### Written task
Skip every picture and transcribe the remaining material exactly.

### Data supplied
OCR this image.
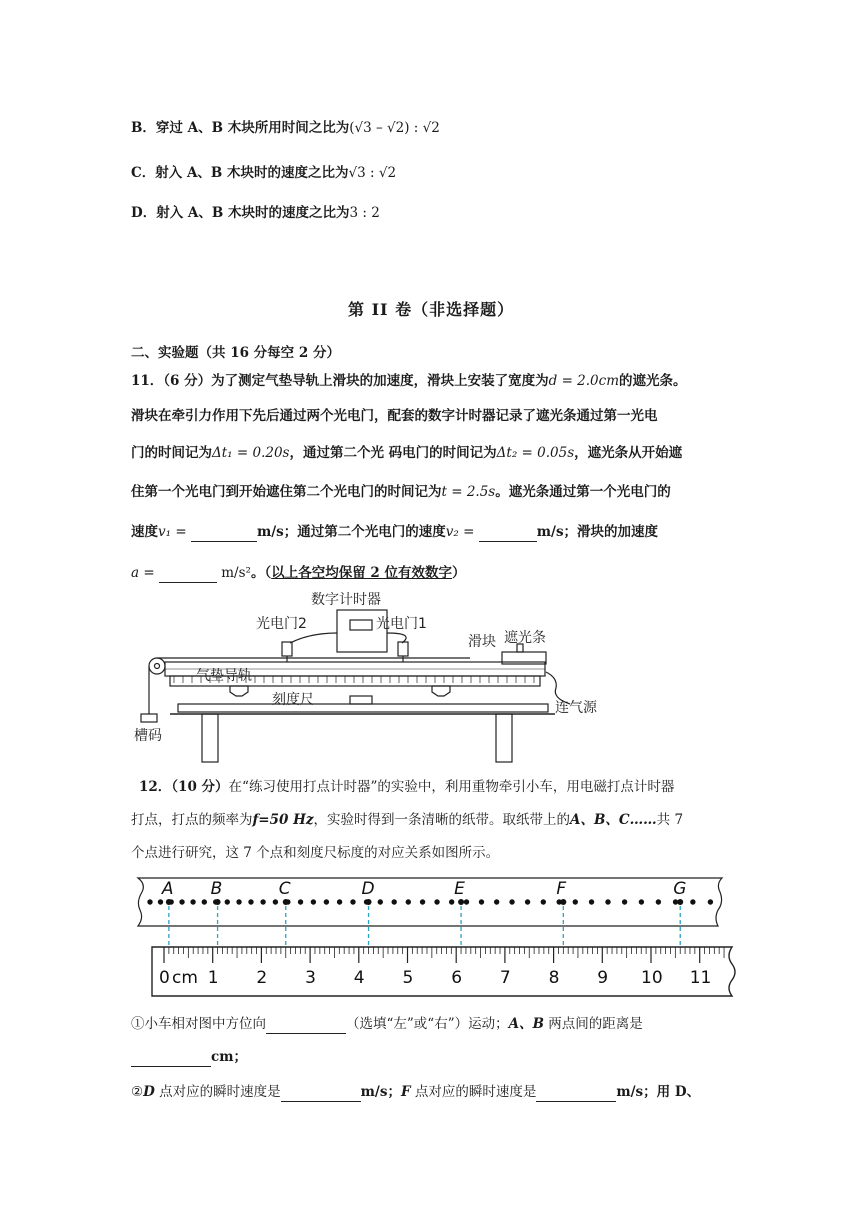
B．穿过 A、B 木块所用时间之比为(√3 – √2) : √2
C．射入 A、B 木块时的速度之比为√3 : √2
D．射入 A、B 木块时的速度之比为3 : 2
第 II 卷（非选择题）
二、实验题（共 16 分每空 2 分）
11．（6 分）为了测定气垫导轨上滑块的加速度，滑块上安装了宽度为d = 2.0cm的遮光条。
滑块在牵引力作用下先后通过两个光电门，配套的数字计时器记录了遮光条通过第一光电
门的时间记为Δt₁ = 0.20s，通过第二个光 码电门的时间记为Δt₂ = 0.05s，遮光条从开始遮
住第一个光电门到开始遮住第二个光电门的时间记为t = 2.5s。遮光条通过第一个光电门的
速度v₁ =	m/s；通过第二个光电门的速度v₂ =	m/s；滑块的加速度
a =	m/s²。（以上各空均保留 2 位有效数字）
数字计时器
光电门2	光电门1
滑块 遮光条
气垫导轨
刻度尺	连气源
槽码
12．（10 分）在“练习使用打点计时器”的实验中，利用重物牵引小车，用电磁打点计时器
打点，打点的频率为f=50 Hz，实验时得到一条清晰的纸带。取纸带上的A、B、C……共 7
个点进行研究，这 7 个点和刻度尺标度的对应关系如图所示。
A B	C	D	E	F	G
0 1 2 3 4 5 6 7 8 9 10 11
cm
①小车相对图中方位向	（选填“左”或“右”）运动；A、B 两点间的距离是
cm；
②D 点对应的瞬时速度是	m/s；F 点对应的瞬时速度是	m/s；用 D、
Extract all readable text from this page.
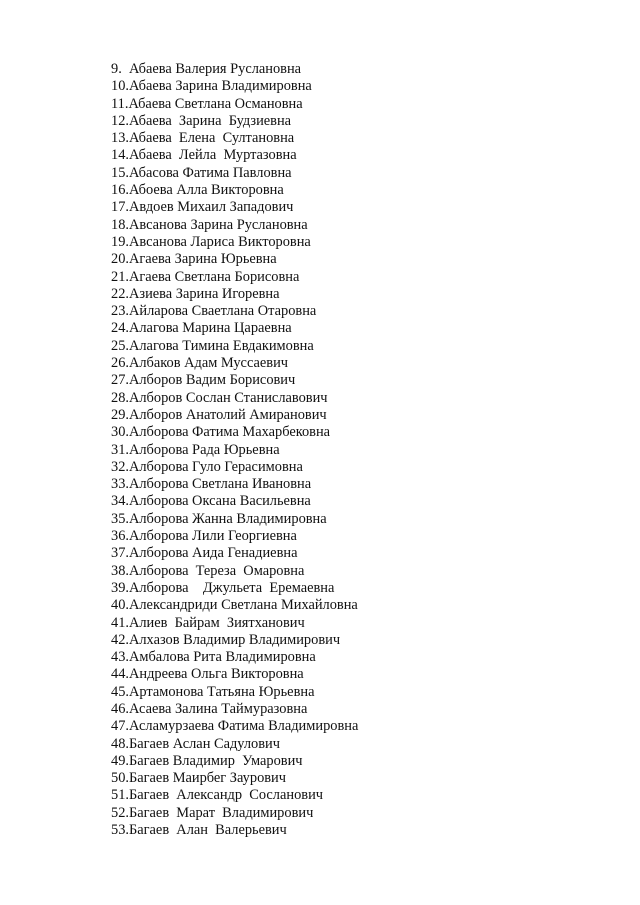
9.  Абаева Валерия Руслановна
10.Абаева Зарина Владимировна
11.Абаева Светлана Османовна
12.Абаева  Зарина  Будзиевна
13.Абаева  Елена  Султановна
14.Абаева  Лейла  Муртазовна
15.Абасова Фатима Павловна
16.Абоева Алла Викторовна
17.Авдоев Михаил Западович
18.Авсанова Зарина Руслановна
19.Авсанова Лариса Викторовна
20.Агаева Зарина Юрьевна
21.Агаева Светлана Борисовна
22.Азиева Зарина Игоревна
23.Айларова Сваетлана Отаровна
24.Алагова Марина Цараевна
25.Алагова Тимина Евдакимовна
26.Албаков Адам Муссаевич
27.Алборов Вадим Борисович
28.Алборов Сослан Станиславович
29.Алборов Анатолий Амиранович
30.Алборова Фатима Махарбековна
31.Алборова Рада Юрьевна
32.Алборова Гуло Герасимовна
33.Алборова Светлана Ивановна
34.Алборова Оксана Васильевна
35.Алборова Жанна Владимировна
36.Алборова Лили Георгиевна
37.Алборова Аида Генадиевна
38.Алборова  Тереза  Омаровна
39.Алборова    Джульета  Еремаевна
40.Александриди Светлана Михайловна
41.Алиев  Байрам  Зиятханович
42.Алхазов Владимир Владимирович
43.Амбалова Рита Владимировна
44.Андреева Ольга Викторовна
45.Артамонова Татьяна Юрьевна
46.Асаева Залина Таймуразовна
47.Асламурзаева Фатима Владимировна
48.Багаев Аслан Садулович
49.Багаев Владимир  Умарович
50.Багаев Маирбег Заурович
51.Багаев  Александр  Сосланович
52.Багаев  Марат  Владимирович
53.Багаев  Алан  Валерьевич
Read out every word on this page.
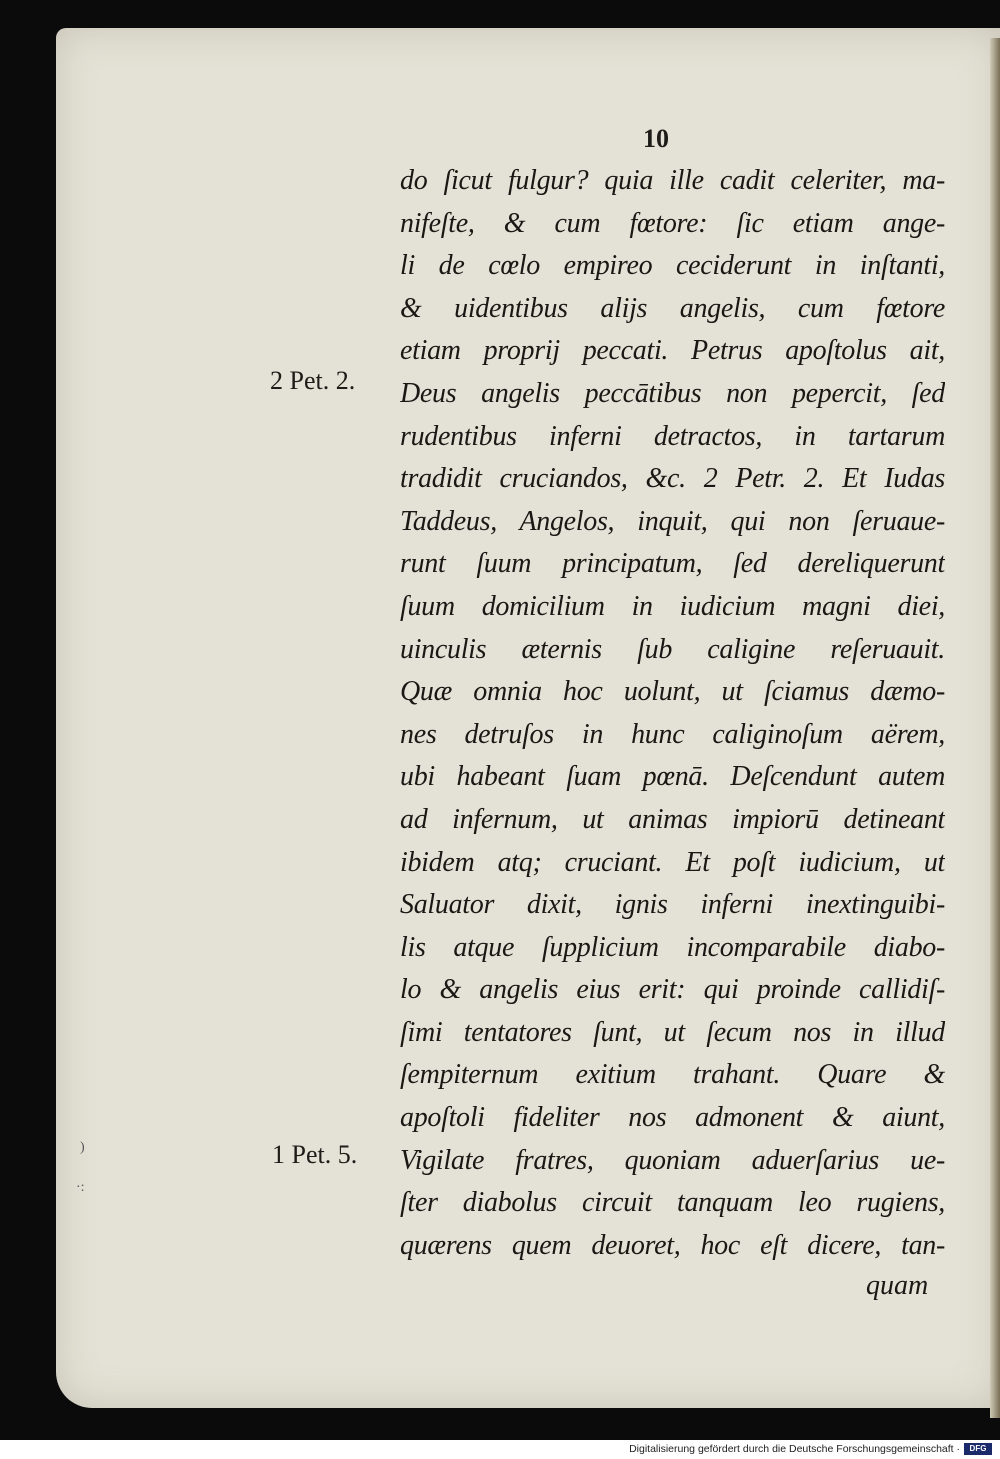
)
·:
10
2 Pet. 2.
1 Pet. 5.
do ſicut fulgur? quia ille cadit celeriter, ma-
nifeſte, & cum fœtore: ſic etiam ange-
li de cœlo empireo ceciderunt in inſtanti,
& uidentibus alijs angelis, cum fœtore
etiam proprij peccati. Petrus apoſtolus ait,
Deus angelis peccātibus non pepercit, ſed
rudentibus inferni detractos, in tartarum
tradidit cruciandos, &c. 2 Petr. 2. Et Iudas
Taddeus, Angelos, inquit, qui non ſeruaue-
runt ſuum principatum, ſed dereliquerunt
ſuum domicilium in iudicium magni diei,
uinculis æternis ſub caligine reſeruauit.
Quæ omnia hoc uolunt, ut ſciamus dæmo-
nes detruſos in hunc caliginoſum aërem,
ubi habeant ſuam pœnā. Deſcendunt autem
ad infernum, ut animas impiorū detineant
ibidem atq; cruciant. Et poſt iudicium, ut
Saluator dixit, ignis inferni inextinguibi-
lis atque ſupplicium incomparabile diabo-
lo & angelis eius erit: qui proinde callidiſ-
ſimi tentatores ſunt, ut ſecum nos in illud
ſempiternum exitium trahant. Quare &
apoſtoli fideliter nos admonent & aiunt,
Vigilate fratres, quoniam aduerſarius ue-
ſter diabolus circuit tanquam leo rugiens,
quærens quem deuoret, hoc eſt dicere, tan-
quam
Digitalisierung gefördert durch die Deutsche Forschungsgemeinschaft ·	DFG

### Answer to the problem
OCR this image.
B．穿过 A、B 木块所用时间之比为(√3 – √2) : √2
C．射入 A、B 木块时的速度之比为√3 : √2
D．射入 A、B 木块时的速度之比为3 : 2
第 II 卷（非选择题）
二、实验题（共 16 分每空 2 分）
11．（6 分）为了测定气垫导轨上滑块的加速度，滑块上安装了宽度为d = 2.0cm的遮光条。
滑块在牵引力作用下先后通过两个光电门，配套的数字计时器记录了遮光条通过第一光电
门的时间记为Δt₁ = 0.20s，通过第二个光 码电门的时间记为Δt₂ = 0.05s，遮光条从开始遮
住第一个光电门到开始遮住第二个光电门的时间记为t = 2.5s。遮光条通过第一个光电门的
速度v₁ =	m/s；通过第二个光电门的速度v₂ =	m/s；滑块的加速度
a =	m/s²。（以上各空均保留 2 位有效数字）
数字计时器
光电门2	光电门1
滑块 遮光条
气垫导轨
刻度尺	连气源
槽码
12．（10 分）在“练习使用打点计时器”的实验中，利用重物牵引小车，用电磁打点计时器
打点，打点的频率为f=50 Hz，实验时得到一条清晰的纸带。取纸带上的A、B、C……共 7
个点进行研究，这 7 个点和刻度尺标度的对应关系如图所示。
A B	C	D	E	F	G
0 1 2 3 4 5 6 7 8 9 10 11
cm
①小车相对图中方位向	（选填“左”或“右”）运动；A、B 两点间的距离是
cm；
②D 点对应的瞬时速度是	m/s；F 点对应的瞬时速度是	m/s；用 D、
Extract all readable text from this page.
9.  Абаева Валерия Руслановна
10.Абаева Зарина Владимировна
11.Абаева Светлана Османовна
12.Абаева  Зарина  Будзиевна
13.Абаева  Елена  Султановна
14.Абаева  Лейла  Муртазовна
15.Абасова Фатима Павловна
16.Абоева Алла Викторовна
17.Авдоев Михаил Западович
18.Авсанова Зарина Руслановна
19.Авсанова Лариса Викторовна
20.Агаева Зарина Юрьевна
21.Агаева Светлана Борисовна
22.Азиева Зарина Игоревна
23.Айларова Сваетлана Отаровна
24.Алагова Марина Цараевна
25.Алагова Тимина Евдакимовна
26.Албаков Адам Муссаевич
27.Алборов Вадим Борисович
28.Алборов Сослан Станиславович
29.Алборов Анатолий Амиранович
30.Алборова Фатима Махарбековна
31.Алборова Рада Юрьевна
32.Алборова Гуло Герасимовна
33.Алборова Светлана Ивановна
34.Алборова Оксана Васильевна
35.Алборова Жанна Владимировна
36.Алборова Лили Георгиевна
37.Алборова Аида Генадиевна
38.Алборова  Тереза  Омаровна
39.Алборова    Джульета  Еремаевна
40.Александриди Светлана Михайловна
41.Алиев  Байрам  Зиятханович
42.Алхазов Владимир Владимирович
43.Амбалова Рита Владимировна
44.Андреева Ольга Викторовна
45.Артамонова Татьяна Юрьевна
46.Асаева Залина Таймуразовна
47.Асламурзаева Фатима Владимировна
48.Багаев Аслан Садулович
49.Багаев Владимир  Умарович
50.Багаев Маирбег Заурович
51.Багаев  Александр  Сосланович
52.Багаев  Марат  Владимирович
53.Багаев  Алан  Валерьевич
Read out every word on this page.
)
·:
10
2 Pet. 2.
1 Pet. 5.
do ſicut fulgur? quia ille cadit celeriter, ma-
nifeſte, & cum fœtore: ſic etiam ange-
li de cœlo empireo ceciderunt in inſtanti,
& uidentibus alijs angelis, cum fœtore
etiam proprij peccati. Petrus apoſtolus ait,
Deus angelis peccātibus non pepercit, ſed
rudentibus inferni detractos, in tartarum
tradidit cruciandos, &c. 2 Petr. 2. Et Iudas
Taddeus, Angelos, inquit, qui non ſeruaue-
runt ſuum principatum, ſed dereliquerunt
ſuum domicilium in iudicium magni diei,
uinculis æternis ſub caligine reſeruauit.
Quæ omnia hoc uolunt, ut ſciamus dæmo-
nes detruſos in hunc caliginoſum aërem,
ubi habeant ſuam pœnā. Deſcendunt autem
ad infernum, ut animas impiorū detineant
ibidem atq; cruciant. Et poſt iudicium, ut
Saluator dixit, ignis inferni inextinguibi-
lis atque ſupplicium incomparabile diabo-
lo & angelis eius erit: qui proinde callidiſ-
ſimi tentatores ſunt, ut ſecum nos in illud
ſempiternum exitium trahant. Quare &
apoſtoli fideliter nos admonent & aiunt,
Vigilate fratres, quoniam aduerſarius ue-
ſter diabolus circuit tanquam leo rugiens,
quærens quem deuoret, hoc eſt dicere, tan-
quam
Digitalisierung gefördert durch die Deutsche Forschungsgemeinschaft ·	DFG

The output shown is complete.